Entries with figure data

☆ ☆ ☆ ☆

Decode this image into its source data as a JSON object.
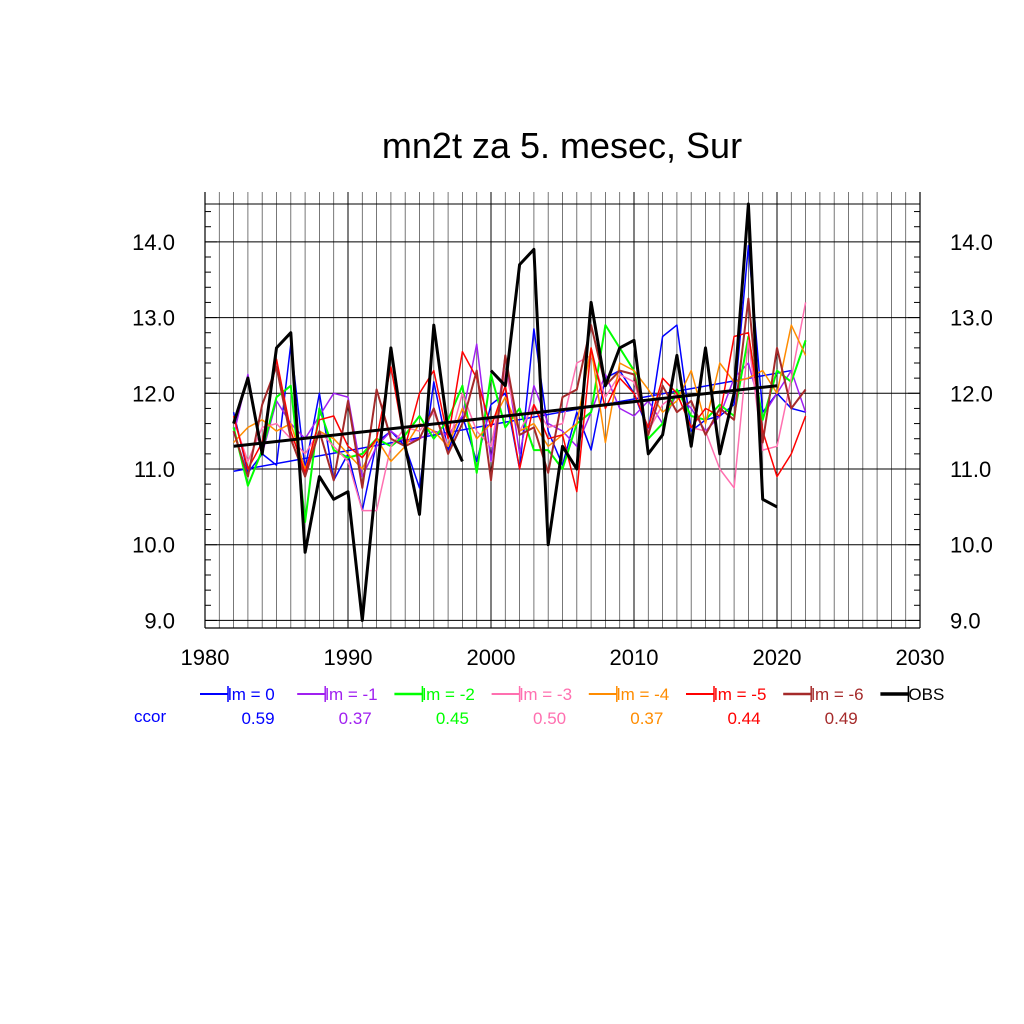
{
  "chart_data": {
    "type": "line",
    "title": "mn2t za 5. mesec, Sur",
    "xlabel": "",
    "ylabel": "",
    "xlim": [
      1980,
      2030
    ],
    "ylim": [
      8.9,
      14.5
    ],
    "x_ticks": [
      1980,
      1990,
      2000,
      2010,
      2020,
      2030
    ],
    "y_ticks": [
      9.0,
      10.0,
      11.0,
      12.0,
      13.0,
      14.0
    ],
    "grid": true,
    "legend_position": "bottom",
    "ccor_label": "ccor",
    "series": [
      {
        "name": "lm = 0",
        "color": "#0000ff",
        "ccor": "0.59",
        "width": 1.5,
        "x": [
          1982,
          1983,
          1984,
          1985,
          1986,
          1987,
          1988,
          1989,
          1990,
          1991,
          1992,
          1993,
          1994,
          1995,
          1996,
          1997,
          1998,
          1999,
          2000,
          2001,
          2002,
          2003,
          2004,
          2005,
          2006,
          2007,
          2008,
          2009,
          2010,
          2011,
          2012,
          2013,
          2014,
          2015,
          2016,
          2017,
          2018,
          2019,
          2020,
          2021,
          2022
        ],
        "values": [
          11.75,
          10.95,
          11.2,
          11.05,
          12.65,
          11.0,
          12.0,
          10.85,
          11.2,
          10.45,
          11.35,
          11.5,
          11.3,
          10.75,
          12.15,
          11.25,
          11.7,
          11.1,
          11.85,
          12.0,
          11.0,
          12.85,
          11.5,
          11.05,
          11.75,
          11.25,
          12.2,
          12.3,
          12.0,
          11.5,
          12.75,
          12.9,
          11.5,
          11.65,
          11.7,
          11.85,
          13.95,
          11.75,
          12.0,
          11.8,
          11.75
        ],
        "trend": {
          "x": [
            1982,
            2021
          ],
          "y": [
            10.97,
            12.3
          ]
        }
      },
      {
        "name": "lm = -1",
        "color": "#a020f0",
        "ccor": "0.37",
        "width": 1.5,
        "x": [
          1982,
          1983,
          1984,
          1985,
          1986,
          1987,
          1988,
          1989,
          1990,
          1991,
          1992,
          1993,
          1994,
          1995,
          1996,
          1997,
          1998,
          1999,
          2000,
          2001,
          2002,
          2003,
          2004,
          2005,
          2006,
          2007,
          2008,
          2009,
          2010,
          2011,
          2012,
          2013,
          2014,
          2015,
          2016,
          2017,
          2018,
          2019,
          2020,
          2021,
          2022
        ],
        "values": [
          11.45,
          12.25,
          11.2,
          11.9,
          11.6,
          11.4,
          11.7,
          12.0,
          11.95,
          10.9,
          11.3,
          11.5,
          11.35,
          11.4,
          11.5,
          11.45,
          11.7,
          12.65,
          11.1,
          12.5,
          11.2,
          12.1,
          11.6,
          11.5,
          11.3,
          11.75,
          12.25,
          11.8,
          11.7,
          11.9,
          11.6,
          12.0,
          11.8,
          11.5,
          11.7,
          12.2,
          12.4,
          11.7,
          12.0,
          12.3,
          11.75
        ]
      },
      {
        "name": "lm = -2",
        "color": "#00ff00",
        "ccor": "0.45",
        "width": 2,
        "x": [
          1982,
          1983,
          1984,
          1985,
          1986,
          1987,
          1988,
          1989,
          1990,
          1991,
          1992,
          1993,
          1994,
          1995,
          1996,
          1997,
          1998,
          1999,
          2000,
          2001,
          2002,
          2003,
          2004,
          2005,
          2006,
          2007,
          2008,
          2009,
          2010,
          2011,
          2012,
          2013,
          2014,
          2015,
          2016,
          2017,
          2018,
          2019,
          2020,
          2021,
          2022
        ],
        "values": [
          11.55,
          10.78,
          11.25,
          11.95,
          12.1,
          10.3,
          11.8,
          11.25,
          11.15,
          11.2,
          11.4,
          11.3,
          11.45,
          11.7,
          11.4,
          11.65,
          12.1,
          10.95,
          12.25,
          11.55,
          11.8,
          11.25,
          11.25,
          11.0,
          11.6,
          11.75,
          12.9,
          12.6,
          12.3,
          11.4,
          11.6,
          12.05,
          11.7,
          11.65,
          11.85,
          11.7,
          12.75,
          11.65,
          12.3,
          12.15,
          12.7
        ]
      },
      {
        "name": "lm = -3",
        "color": "#ff70b0",
        "ccor": "0.50",
        "width": 1.5,
        "x": [
          1982,
          1983,
          1984,
          1985,
          1986,
          1987,
          1988,
          1989,
          1990,
          1991,
          1992,
          1993,
          1994,
          1995,
          1996,
          1997,
          1998,
          1999,
          2000,
          2001,
          2002,
          2003,
          2004,
          2005,
          2006,
          2007,
          2008,
          2009,
          2010,
          2011,
          2012,
          2013,
          2014,
          2015,
          2016,
          2017,
          2018,
          2019,
          2020,
          2021,
          2022
        ],
        "values": [
          11.65,
          11.1,
          11.55,
          11.6,
          11.4,
          11.2,
          11.5,
          11.3,
          11.1,
          10.45,
          10.45,
          11.3,
          11.55,
          11.5,
          11.75,
          11.3,
          12.0,
          11.5,
          11.3,
          12.3,
          11.5,
          11.85,
          11.55,
          11.6,
          12.4,
          12.5,
          11.95,
          12.25,
          12.15,
          11.5,
          11.85,
          12.0,
          11.55,
          11.5,
          11.0,
          10.75,
          12.7,
          11.25,
          11.3,
          12.2,
          13.2
        ]
      },
      {
        "name": "lm = -4",
        "color": "#ff8c00",
        "ccor": "0.37",
        "width": 1.5,
        "x": [
          1982,
          1983,
          1984,
          1985,
          1986,
          1987,
          1988,
          1989,
          1990,
          1991,
          1992,
          1993,
          1994,
          1995,
          1996,
          1997,
          1998,
          1999,
          2000,
          2001,
          2002,
          2003,
          2004,
          2005,
          2006,
          2007,
          2008,
          2009,
          2010,
          2011,
          2012,
          2013,
          2014,
          2015,
          2016,
          2017,
          2018,
          2019,
          2020,
          2021,
          2022
        ],
        "values": [
          11.35,
          11.55,
          11.65,
          11.5,
          11.6,
          11.0,
          11.5,
          11.4,
          11.2,
          11.0,
          11.4,
          11.1,
          11.3,
          11.6,
          11.5,
          11.3,
          11.8,
          11.4,
          11.6,
          11.95,
          11.5,
          11.6,
          11.3,
          11.45,
          11.6,
          12.6,
          11.35,
          12.4,
          12.3,
          12.05,
          11.75,
          11.9,
          12.3,
          11.6,
          12.4,
          12.15,
          12.2,
          12.3,
          12.0,
          12.9,
          12.5
        ]
      },
      {
        "name": "lm = -5",
        "color": "#ff0000",
        "ccor": "0.44",
        "width": 1.5,
        "x": [
          1982,
          1983,
          1984,
          1985,
          1986,
          1987,
          1988,
          1989,
          1990,
          1991,
          1992,
          1993,
          1994,
          1995,
          1996,
          1997,
          1998,
          1999,
          2000,
          2001,
          2002,
          2003,
          2004,
          2005,
          2006,
          2007,
          2008,
          2009,
          2010,
          2011,
          2012,
          2013,
          2014,
          2015,
          2016,
          2017,
          2018,
          2019,
          2020,
          2021,
          2022
        ],
        "values": [
          11.7,
          11.0,
          11.35,
          12.45,
          11.5,
          10.95,
          11.65,
          11.7,
          11.3,
          11.15,
          11.4,
          12.35,
          11.3,
          12.0,
          12.3,
          11.4,
          12.55,
          12.2,
          11.55,
          12.1,
          11.0,
          11.85,
          11.4,
          11.45,
          10.7,
          12.6,
          11.8,
          12.2,
          12.0,
          11.55,
          12.2,
          12.0,
          11.55,
          11.8,
          11.7,
          12.75,
          12.8,
          11.5,
          10.9,
          11.2,
          11.7
        ]
      },
      {
        "name": "lm = -6",
        "color": "#a52a2a",
        "ccor": "0.49",
        "width": 2,
        "x": [
          1982,
          1983,
          1984,
          1985,
          1986,
          1987,
          1988,
          1989,
          1990,
          1991,
          1992,
          1993,
          1994,
          1995,
          1996,
          1997,
          1998,
          1999,
          2000,
          2001,
          2002,
          2003,
          2004,
          2005,
          2006,
          2007,
          2008,
          2009,
          2010,
          2011,
          2012,
          2013,
          2014,
          2015,
          2016,
          2017,
          2018,
          2019,
          2020,
          2021,
          2022
        ],
        "values": [
          11.5,
          10.9,
          11.85,
          12.35,
          11.4,
          10.9,
          11.5,
          10.85,
          11.9,
          10.75,
          12.05,
          11.4,
          11.3,
          11.4,
          11.8,
          11.2,
          11.6,
          12.3,
          10.85,
          12.5,
          11.45,
          11.55,
          10.95,
          11.95,
          12.05,
          12.9,
          12.1,
          12.3,
          12.25,
          11.45,
          12.1,
          11.75,
          11.9,
          11.45,
          11.8,
          11.65,
          13.25,
          11.35,
          12.6,
          11.8,
          12.05
        ]
      },
      {
        "name": "OBS",
        "color": "#000000",
        "ccor": "",
        "width": 3,
        "x": [
          1982,
          1983,
          1984,
          1985,
          1986,
          1987,
          1988,
          1989,
          1990,
          1991,
          1992,
          1993,
          1994,
          1995,
          1996,
          1997,
          1998,
          null,
          2000,
          2001,
          2002,
          2003,
          2004,
          2005,
          2006,
          2007,
          2008,
          2009,
          2010,
          2011,
          2012,
          2013,
          2014,
          2015,
          2016,
          2017,
          2018,
          2019,
          2020
        ],
        "values": [
          11.6,
          12.2,
          11.2,
          12.6,
          12.8,
          9.9,
          10.9,
          10.6,
          10.7,
          9.0,
          10.9,
          12.6,
          11.3,
          10.4,
          12.9,
          11.5,
          11.1,
          null,
          12.3,
          12.1,
          13.7,
          13.9,
          10.0,
          11.3,
          11.0,
          13.2,
          12.1,
          12.6,
          12.7,
          11.2,
          11.45,
          12.5,
          11.3,
          12.6,
          11.2,
          12.0,
          14.5,
          10.6,
          10.5
        ],
        "trend": {
          "x": [
            1982,
            2020
          ],
          "y": [
            11.3,
            12.1
          ]
        }
      }
    ]
  }
}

☆ ☆ ☆ ☆

• Exercise objective
Find the word "ccor" in the data and show each line that holds it.

• Response below
    "ccor_label": "ccor",
        "ccor": "0.59",
        "ccor": "0.37",
        "ccor": "0.45",
        "ccor": "0.50",
        "ccor": "0.37",
        "ccor": "0.44",
        "ccor": "0.49",
        "ccor": "",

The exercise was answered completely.